74 Comments on AMD Shuffles Feature-sets of its 800-series Chipset, X870 is B650E Successor
Edit: That B840 is the one that looks the most interesting from value point of view of non-X CPUs.
In regards of GPU's and PCI-Express: www.techpowerup.com/review/nvidia-geforce-rtx-4090-pci-express-scaling/
Speaks for itself. PCI-E 4.0 still is not fully used. And will take a few generations before we do.
Be it next Gen or the one after. Usually you keep CPUs for longer.
SO it is only relevant for people that buy AM5 now and upgrade the CPU later, so that they can use the board for the next 5-9 years.
It mostly plays with peoples minds.
If it had to buy a AM5 board right now, I would still buy B650E, the cheapest one. It was tested and is good enough and I don't need the connectivity of the X670 board.
That said, I didn't buy AM5 since I have a good 5800X3D (on a B550 board). I might be able to skip AM5 completely and buy AM6 with DDR6, also skipping DDR5. :D
Its a pain to root for them when they keep doing nonsense actions like this.
Have any of you actually need that many lanes without also needing like a system of rack-based servers and 25GbE switches?
P.S.: Despite the lack of price in these rumours price, it's going to be a mess, obviously. With the RDNA1/Zen3 AMD started to pull the dirty "pricing" trick every single launch. I doubt this is an exception. This is just "inflated" A series. This isn't really a B series chipset. They got away with SKU naming shenanigans with RDNA3, where they renamed RX 7500 to 7600, why wouldn't they do the same here. Intel sheeps buy every cr*p it farts for two decades. Why this should be any different.
And AMD their investors know better. Never again they will let that "charity" with A420/520, let alone to ride the 16 Core CPU, especially with an OC. Such a "luxury" for "free". Hardly, after this, though. As the biggest problem is they inflated the numbers on the bottom of the stack. So now it is "worth" more in their heads. And if you consider, that the absolute garbage A620 motherboards were costing north of $100, or even $120 during it's inception, you can guess what it's going to be now. AMD has completely lost it's shame.

**Exercises**
A – In the comments on AMD's 800-series chipsets, why does the commenter say they would still pick the cheapest B650E board if buying AM5 right now? Answer in one to three sentences.
B – Continue the comments on AMD's 800-series chipsets from the point where they stop.

[Stored items from a collection]
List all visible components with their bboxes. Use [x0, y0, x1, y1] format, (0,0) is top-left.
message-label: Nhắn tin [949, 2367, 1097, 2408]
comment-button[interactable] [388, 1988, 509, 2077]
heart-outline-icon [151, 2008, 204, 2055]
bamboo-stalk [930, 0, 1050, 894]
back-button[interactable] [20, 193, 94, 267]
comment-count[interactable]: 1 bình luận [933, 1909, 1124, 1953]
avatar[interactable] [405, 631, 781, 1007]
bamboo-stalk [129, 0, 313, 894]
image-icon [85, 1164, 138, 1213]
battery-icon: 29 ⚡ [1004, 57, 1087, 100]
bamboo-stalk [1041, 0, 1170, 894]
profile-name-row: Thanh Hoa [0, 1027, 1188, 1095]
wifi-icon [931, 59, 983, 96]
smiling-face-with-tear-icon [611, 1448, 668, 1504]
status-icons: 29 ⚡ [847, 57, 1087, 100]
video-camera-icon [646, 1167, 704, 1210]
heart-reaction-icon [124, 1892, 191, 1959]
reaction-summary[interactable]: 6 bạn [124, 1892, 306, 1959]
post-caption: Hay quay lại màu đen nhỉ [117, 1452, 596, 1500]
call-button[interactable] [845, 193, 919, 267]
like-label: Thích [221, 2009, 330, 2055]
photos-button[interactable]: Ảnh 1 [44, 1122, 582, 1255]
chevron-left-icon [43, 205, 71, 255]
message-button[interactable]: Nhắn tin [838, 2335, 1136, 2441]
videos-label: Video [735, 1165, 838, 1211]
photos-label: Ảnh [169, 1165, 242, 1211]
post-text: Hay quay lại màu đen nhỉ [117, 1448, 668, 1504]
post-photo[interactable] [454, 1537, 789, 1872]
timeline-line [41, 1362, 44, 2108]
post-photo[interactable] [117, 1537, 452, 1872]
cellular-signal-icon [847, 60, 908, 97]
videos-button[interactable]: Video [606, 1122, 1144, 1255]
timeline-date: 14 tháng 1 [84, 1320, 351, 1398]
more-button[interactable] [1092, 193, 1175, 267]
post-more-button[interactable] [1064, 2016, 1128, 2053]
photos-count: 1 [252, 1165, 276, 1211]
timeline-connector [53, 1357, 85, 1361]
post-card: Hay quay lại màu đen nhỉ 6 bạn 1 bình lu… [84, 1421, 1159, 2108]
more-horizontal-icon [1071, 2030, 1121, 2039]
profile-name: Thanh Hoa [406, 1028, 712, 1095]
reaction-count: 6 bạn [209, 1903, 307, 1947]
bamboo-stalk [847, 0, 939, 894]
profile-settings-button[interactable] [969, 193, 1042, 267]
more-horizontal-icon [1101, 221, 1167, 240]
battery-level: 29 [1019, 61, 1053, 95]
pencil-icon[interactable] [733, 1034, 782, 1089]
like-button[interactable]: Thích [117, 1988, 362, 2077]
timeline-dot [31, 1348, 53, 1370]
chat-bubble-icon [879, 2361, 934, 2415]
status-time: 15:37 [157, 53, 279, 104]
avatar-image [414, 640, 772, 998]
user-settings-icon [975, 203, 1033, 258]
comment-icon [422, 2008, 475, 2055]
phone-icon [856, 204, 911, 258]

**Responses to the tasks**
A – The commenter says the B650E was tested and is good enough. They also don't need the connectivity that the X670 board offers.

B –
A couple of AM4 boards even have TB3 certification from Intel.
USB4 supports the full 40 Gbps for data, whereas Thunderbolt 3 and 4 are "limited" to 32 Gbps, since 8 Gbps is always reserved for display data.
USB4 supports PCIe, USB 3.2 Gen 2x2 (20 Gbps) and USB4 data, Thunderbolt supports PCIe and USB 3.2 Gen 2 (10 Gbps) data.
Yes, Thunderbolt has a networking layer that Intel didn't give to the USB-IF as well as VT-d based DMA protection, but that's the only real advantages.
Neither standards supports enough power to be useful without supporting USB-PD, 15 W for Thunderbolt and 7.5 W for USB4.
The rest where Intel claims USB4 is inferior, doesn't apply to the host controller, but could apply to devices, but then it also applies to Thunderbolt, since all USB4 certified devices has to support Thunderbolt.
And this wasn't me having a go at you, simply agreeing with you and adding some points to show why it doesn't matter too much which standard your computer supports, because all the important stuff is more or less the same.